Task prompt | Write out each line word for word. Drop pictures.
--- START Data provided ---
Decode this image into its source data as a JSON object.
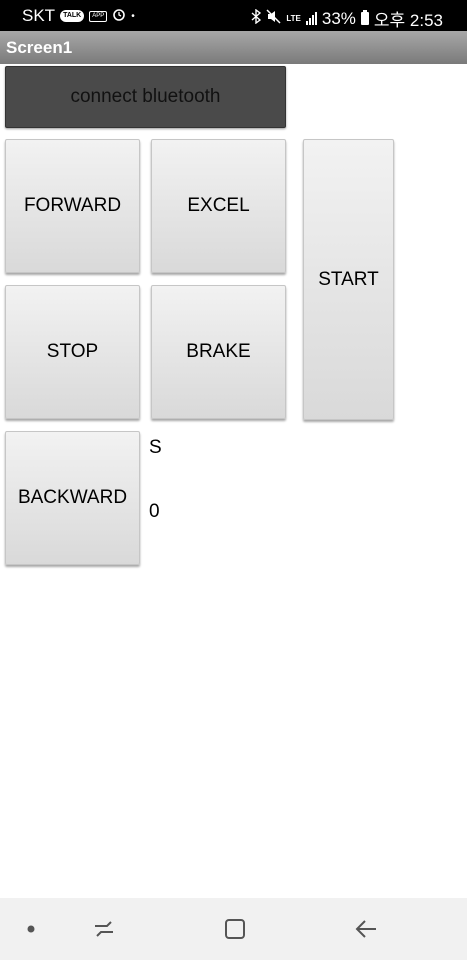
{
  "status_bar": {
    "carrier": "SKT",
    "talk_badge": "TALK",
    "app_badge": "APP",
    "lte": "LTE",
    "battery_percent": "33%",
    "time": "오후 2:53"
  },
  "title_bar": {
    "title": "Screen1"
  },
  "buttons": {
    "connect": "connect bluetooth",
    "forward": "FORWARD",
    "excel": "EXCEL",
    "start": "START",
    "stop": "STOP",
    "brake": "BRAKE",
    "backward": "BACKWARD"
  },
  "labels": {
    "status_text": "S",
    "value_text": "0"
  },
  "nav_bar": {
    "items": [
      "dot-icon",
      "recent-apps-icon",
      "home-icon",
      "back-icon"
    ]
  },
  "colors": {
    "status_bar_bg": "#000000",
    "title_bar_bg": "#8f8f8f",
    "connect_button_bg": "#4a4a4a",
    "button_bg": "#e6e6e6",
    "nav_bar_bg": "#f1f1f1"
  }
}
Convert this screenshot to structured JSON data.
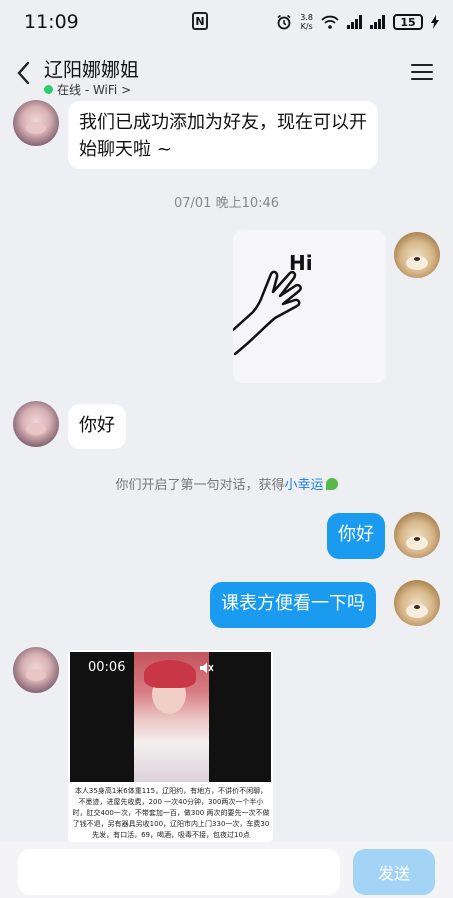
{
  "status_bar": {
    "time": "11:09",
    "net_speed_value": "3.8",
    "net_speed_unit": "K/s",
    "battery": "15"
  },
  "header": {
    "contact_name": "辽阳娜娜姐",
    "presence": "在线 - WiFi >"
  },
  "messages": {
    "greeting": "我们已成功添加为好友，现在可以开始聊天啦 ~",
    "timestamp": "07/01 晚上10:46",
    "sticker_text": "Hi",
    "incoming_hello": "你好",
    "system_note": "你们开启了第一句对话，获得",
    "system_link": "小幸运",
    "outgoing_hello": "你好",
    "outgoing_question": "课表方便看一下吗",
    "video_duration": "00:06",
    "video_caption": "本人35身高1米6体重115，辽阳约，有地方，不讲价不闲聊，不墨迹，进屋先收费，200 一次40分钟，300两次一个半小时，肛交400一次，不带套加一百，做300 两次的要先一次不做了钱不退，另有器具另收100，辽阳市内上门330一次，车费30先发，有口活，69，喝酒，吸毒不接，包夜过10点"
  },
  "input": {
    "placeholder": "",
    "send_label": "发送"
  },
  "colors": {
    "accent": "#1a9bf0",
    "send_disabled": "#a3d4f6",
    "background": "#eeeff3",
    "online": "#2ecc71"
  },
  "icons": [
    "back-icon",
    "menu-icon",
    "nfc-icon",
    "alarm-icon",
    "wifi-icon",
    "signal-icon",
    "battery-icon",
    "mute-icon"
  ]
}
--- END Data provided ---
Task result |
Decode this image into its source data as a JSON object.
{
  "status_bar": {
    "carrier": "SKT",
    "talk_badge": "TALK",
    "app_badge": "APP",
    "lte": "LTE",
    "battery_percent": "33%",
    "time": "오후 2:53"
  },
  "title_bar": {
    "title": "Screen1"
  },
  "buttons": {
    "connect": "connect bluetooth",
    "forward": "FORWARD",
    "excel": "EXCEL",
    "start": "START",
    "stop": "STOP",
    "brake": "BRAKE",
    "backward": "BACKWARD"
  },
  "labels": {
    "status_text": "S",
    "value_text": "0"
  },
  "nav_bar": {
    "items": [
      "dot-icon",
      "recent-apps-icon",
      "home-icon",
      "back-icon"
    ]
  },
  "colors": {
    "status_bar_bg": "#000000",
    "title_bar_bg": "#8f8f8f",
    "connect_button_bg": "#4a4a4a",
    "button_bg": "#e6e6e6",
    "nav_bar_bg": "#f1f1f1"
  }
}
Convert this screenshot to structured JSON data.
{
  "status_bar": {
    "time": "11:09",
    "net_speed_value": "3.8",
    "net_speed_unit": "K/s",
    "battery": "15"
  },
  "header": {
    "contact_name": "辽阳娜娜姐",
    "presence": "在线 - WiFi >"
  },
  "messages": {
    "greeting": "我们已成功添加为好友，现在可以开始聊天啦 ~",
    "timestamp": "07/01 晚上10:46",
    "sticker_text": "Hi",
    "incoming_hello": "你好",
    "system_note": "你们开启了第一句对话，获得",
    "system_link": "小幸运",
    "outgoing_hello": "你好",
    "outgoing_question": "课表方便看一下吗",
    "video_duration": "00:06",
    "video_caption": "本人35身高1米6体重115，辽阳约，有地方，不讲价不闲聊，不墨迹，进屋先收费，200 一次40分钟，300两次一个半小时，肛交400一次，不带套加一百，做300 两次的要先一次不做了钱不退，另有器具另收100，辽阳市内上门330一次，车费30先发，有口活，69，喝酒，吸毒不接，包夜过10点"
  },
  "input": {
    "placeholder": "",
    "send_label": "发送"
  },
  "colors": {
    "accent": "#1a9bf0",
    "send_disabled": "#a3d4f6",
    "background": "#eeeff3",
    "online": "#2ecc71"
  },
  "icons": [
    "back-icon",
    "menu-icon",
    "nfc-icon",
    "alarm-icon",
    "wifi-icon",
    "signal-icon",
    "battery-icon",
    "mute-icon"
  ]
}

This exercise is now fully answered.